Direction:
Print all of the entries exactly, minus the pictures.

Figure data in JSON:
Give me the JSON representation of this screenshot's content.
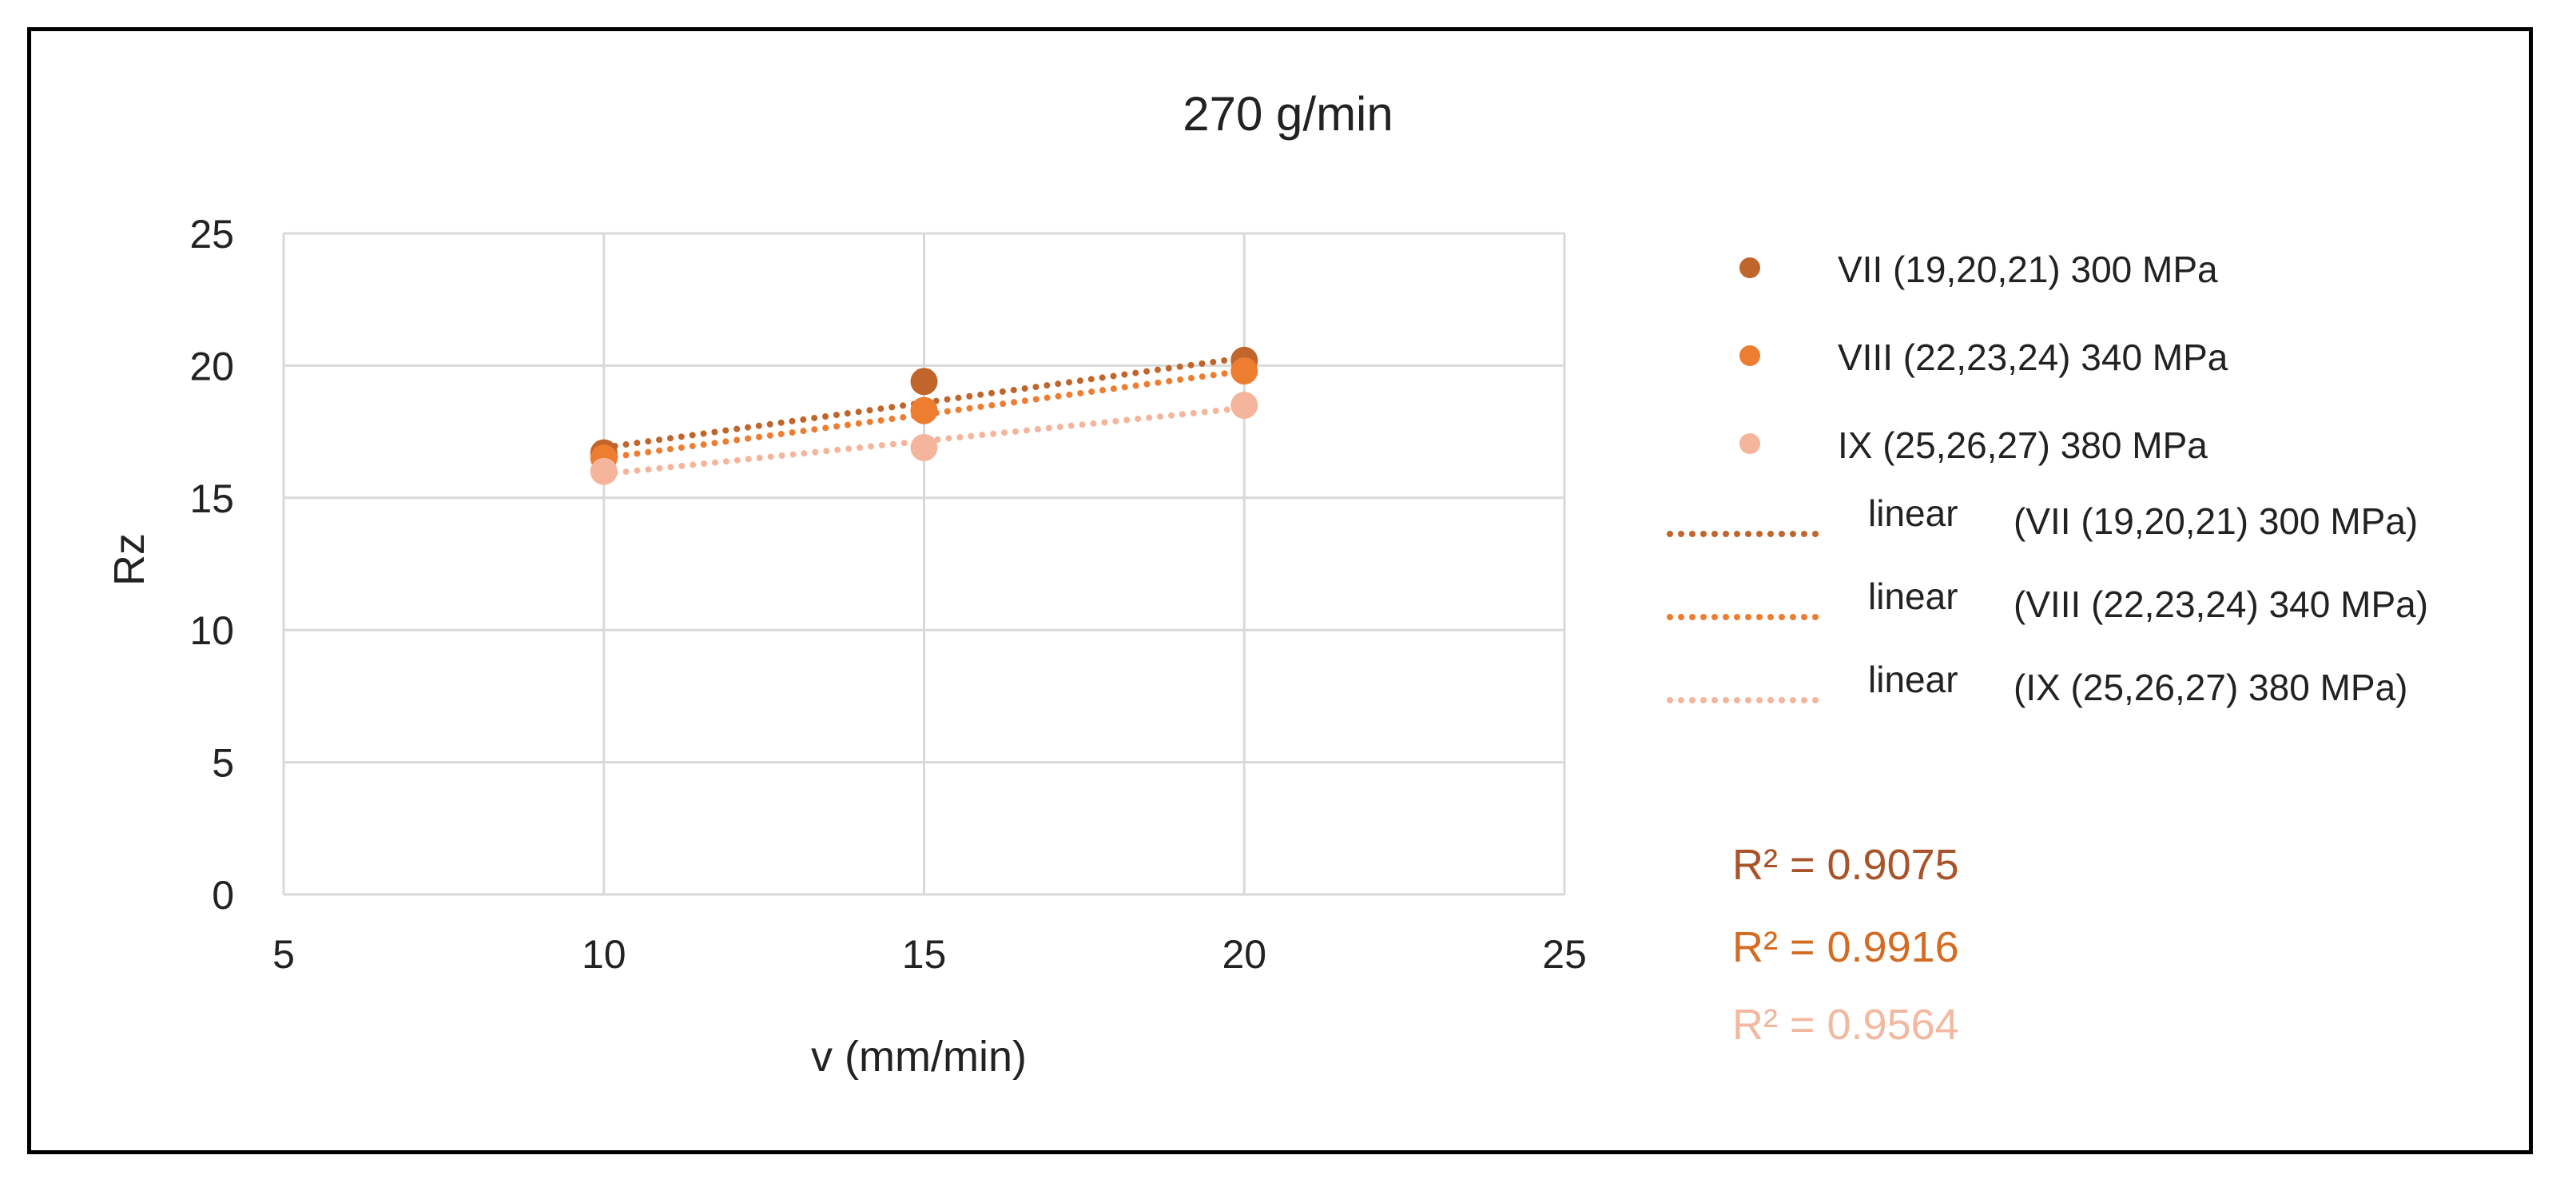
{
  "chart_data": {
    "type": "scatter",
    "title": "270 g/min",
    "xlabel": "v (mm/min)",
    "ylabel": "Rz",
    "xlim": [
      5,
      25
    ],
    "ylim": [
      0,
      25
    ],
    "x_ticks": [
      5,
      10,
      15,
      20,
      25
    ],
    "y_ticks": [
      0,
      5,
      10,
      15,
      20,
      25
    ],
    "grid": true,
    "legend_position": "right",
    "series": [
      {
        "name": "VII (19,20,21) 300 MPa",
        "color": "#c0652b",
        "x": [
          10,
          15,
          20
        ],
        "y": [
          16.7,
          19.4,
          20.2
        ],
        "trend": {
          "label": "linear",
          "name": "(VII (19,20,21) 300 MPa)",
          "y": [
            16.9,
            18.6,
            20.3
          ]
        },
        "r2": "R² = 0.9075",
        "r2_color": "#a8542a"
      },
      {
        "name": "VIII (22,23,24) 340 MPa",
        "color": "#ed7d31",
        "x": [
          10,
          15,
          20
        ],
        "y": [
          16.5,
          18.3,
          19.8
        ],
        "trend": {
          "label": "linear",
          "name": "(VIII (22,23,24) 340 MPa)",
          "y": [
            16.5,
            18.2,
            19.8
          ]
        },
        "r2": "R² = 0.9916",
        "r2_color": "#d46b22"
      },
      {
        "name": "IX (25,26,27) 380 MPa",
        "color": "#f4b59c",
        "x": [
          10,
          15,
          20
        ],
        "y": [
          16.0,
          16.9,
          18.5
        ],
        "trend": {
          "label": "linear",
          "name": "(IX (25,26,27) 380 MPa)",
          "y": [
            15.9,
            17.2,
            18.4
          ]
        },
        "r2": "R² = 0.9564",
        "r2_color": "#f2b8a0"
      }
    ]
  }
}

Answer to this problem:
Give me the JSON representation of this screenshot's content.
{
  "chart_data": {
    "type": "scatter",
    "title": "270 g/min",
    "xlabel": "v (mm/min)",
    "ylabel": "Rz",
    "xlim": [
      5,
      25
    ],
    "ylim": [
      0,
      25
    ],
    "x_ticks": [
      5,
      10,
      15,
      20,
      25
    ],
    "y_ticks": [
      0,
      5,
      10,
      15,
      20,
      25
    ],
    "grid": true,
    "legend_position": "right",
    "series": [
      {
        "name": "VII (19,20,21) 300 MPa",
        "color": "#c0652b",
        "x": [
          10,
          15,
          20
        ],
        "y": [
          16.7,
          19.4,
          20.2
        ],
        "trend": {
          "label": "linear",
          "name": "(VII (19,20,21) 300 MPa)",
          "y": [
            16.9,
            18.6,
            20.3
          ]
        },
        "r2": "R² = 0.9075",
        "r2_color": "#a8542a"
      },
      {
        "name": "VIII (22,23,24) 340 MPa",
        "color": "#ed7d31",
        "x": [
          10,
          15,
          20
        ],
        "y": [
          16.5,
          18.3,
          19.8
        ],
        "trend": {
          "label": "linear",
          "name": "(VIII (22,23,24) 340 MPa)",
          "y": [
            16.5,
            18.2,
            19.8
          ]
        },
        "r2": "R² = 0.9916",
        "r2_color": "#d46b22"
      },
      {
        "name": "IX (25,26,27) 380 MPa",
        "color": "#f4b59c",
        "x": [
          10,
          15,
          20
        ],
        "y": [
          16.0,
          16.9,
          18.5
        ],
        "trend": {
          "label": "linear",
          "name": "(IX (25,26,27) 380 MPa)",
          "y": [
            15.9,
            17.2,
            18.4
          ]
        },
        "r2": "R² = 0.9564",
        "r2_color": "#f2b8a0"
      }
    ]
  }
}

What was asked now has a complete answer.